— WHAT YOU HAVE TO DO —
Please transcribe the records precisely; pictures stay out of your copy.

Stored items
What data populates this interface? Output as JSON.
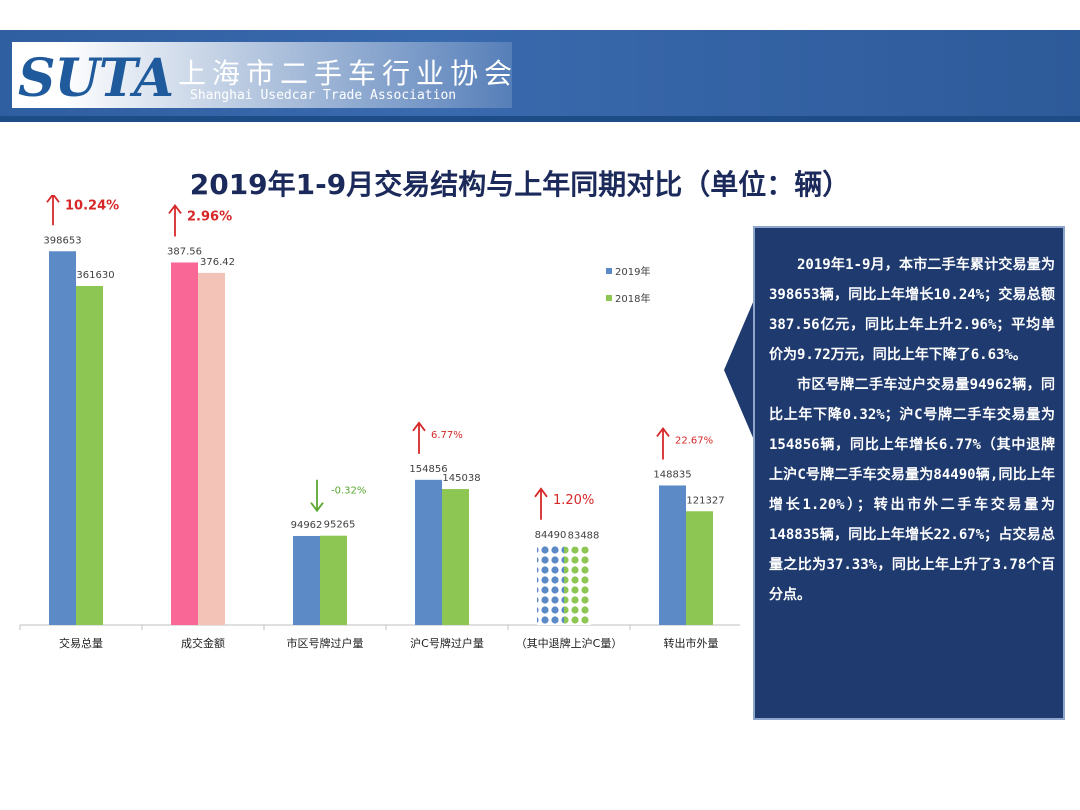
{
  "header": {
    "logo": "SUTA",
    "org_name_cn": "上海市二手车行业协会",
    "org_name_en": "Shanghai Usedcar Trade Association"
  },
  "colors": {
    "header_bg": "#2f5fa0",
    "series_2019": "#5b8ac7",
    "series_2018": "#8dc653",
    "amount_2019": "#f86796",
    "amount_2018": "#f4c3b8",
    "up_arrow": "#d62828",
    "down_arrow": "#5aa832",
    "note_bg": "#1e3a6e"
  },
  "chart_data": {
    "type": "bar",
    "title": "2019年1-9月交易结构与上年同期对比（单位：辆）",
    "categories": [
      "交易总量",
      "成交金额",
      "市区号牌过户量",
      "沪C号牌过户量",
      "（其中退牌上沪C量）",
      "转出市外量"
    ],
    "series": [
      {
        "name": "2019年",
        "values": [
          398653,
          387.56,
          94962,
          154856,
          84490,
          148835
        ]
      },
      {
        "name": "2018年",
        "values": [
          361630,
          376.42,
          95265,
          145038,
          83488,
          121327
        ]
      }
    ],
    "value_labels_2019": [
      "398653",
      "387.56",
      "94962",
      "154856",
      "84490",
      "148835"
    ],
    "value_labels_2018": [
      "361630",
      "376.42",
      "95265",
      "145038",
      "83488",
      "121327"
    ],
    "changes": [
      {
        "label": "10.24%",
        "direction": "up"
      },
      {
        "label": "2.96%",
        "direction": "up"
      },
      {
        "label": "-0.32%",
        "direction": "down"
      },
      {
        "label": "6.77%",
        "direction": "up"
      },
      {
        "label": "1.20%",
        "direction": "up"
      },
      {
        "label": "22.67%",
        "direction": "up"
      }
    ],
    "legend": [
      "2019年",
      "2018年"
    ],
    "legend_position": "top-right",
    "grid": false,
    "ylim": [
      0,
      400000
    ]
  },
  "note": {
    "paragraph1": "2019年1-9月，本市二手车累计交易量为398653辆，同比上年增长10.24%；交易总额387.56亿元，同比上年上升2.96%；平均单价为9.72万元，同比上年下降了6.63%。",
    "paragraph2": "市区号牌二手车过户交易量94962辆，同比上年下降0.32%；沪C号牌二手车交易量为154856辆，同比上年增长6.77%（其中退牌上沪C号牌二手车交易量为84490辆,同比上年增长1.20%）；转出市外二手车交易量为148835辆，同比上年增长22.67%；占交易总量之比为37.33%，同比上年上升了3.78个百分点。"
  }
}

— TASK RESULT —
What data populates this interface? Output as JSON.
{
  "header": {
    "logo": "SUTA",
    "org_name_cn": "上海市二手车行业协会",
    "org_name_en": "Shanghai Usedcar Trade Association"
  },
  "colors": {
    "header_bg": "#2f5fa0",
    "series_2019": "#5b8ac7",
    "series_2018": "#8dc653",
    "amount_2019": "#f86796",
    "amount_2018": "#f4c3b8",
    "up_arrow": "#d62828",
    "down_arrow": "#5aa832",
    "note_bg": "#1e3a6e"
  },
  "chart_data": {
    "type": "bar",
    "title": "2019年1-9月交易结构与上年同期对比（单位：辆）",
    "categories": [
      "交易总量",
      "成交金额",
      "市区号牌过户量",
      "沪C号牌过户量",
      "（其中退牌上沪C量）",
      "转出市外量"
    ],
    "series": [
      {
        "name": "2019年",
        "values": [
          398653,
          387.56,
          94962,
          154856,
          84490,
          148835
        ]
      },
      {
        "name": "2018年",
        "values": [
          361630,
          376.42,
          95265,
          145038,
          83488,
          121327
        ]
      }
    ],
    "value_labels_2019": [
      "398653",
      "387.56",
      "94962",
      "154856",
      "84490",
      "148835"
    ],
    "value_labels_2018": [
      "361630",
      "376.42",
      "95265",
      "145038",
      "83488",
      "121327"
    ],
    "changes": [
      {
        "label": "10.24%",
        "direction": "up"
      },
      {
        "label": "2.96%",
        "direction": "up"
      },
      {
        "label": "-0.32%",
        "direction": "down"
      },
      {
        "label": "6.77%",
        "direction": "up"
      },
      {
        "label": "1.20%",
        "direction": "up"
      },
      {
        "label": "22.67%",
        "direction": "up"
      }
    ],
    "legend": [
      "2019年",
      "2018年"
    ],
    "legend_position": "top-right",
    "grid": false,
    "ylim": [
      0,
      400000
    ]
  },
  "note": {
    "paragraph1": "2019年1-9月，本市二手车累计交易量为398653辆，同比上年增长10.24%；交易总额387.56亿元，同比上年上升2.96%；平均单价为9.72万元，同比上年下降了6.63%。",
    "paragraph2": "市区号牌二手车过户交易量94962辆，同比上年下降0.32%；沪C号牌二手车交易量为154856辆，同比上年增长6.77%（其中退牌上沪C号牌二手车交易量为84490辆,同比上年增长1.20%）；转出市外二手车交易量为148835辆，同比上年增长22.67%；占交易总量之比为37.33%，同比上年上升了3.78个百分点。"
  }
}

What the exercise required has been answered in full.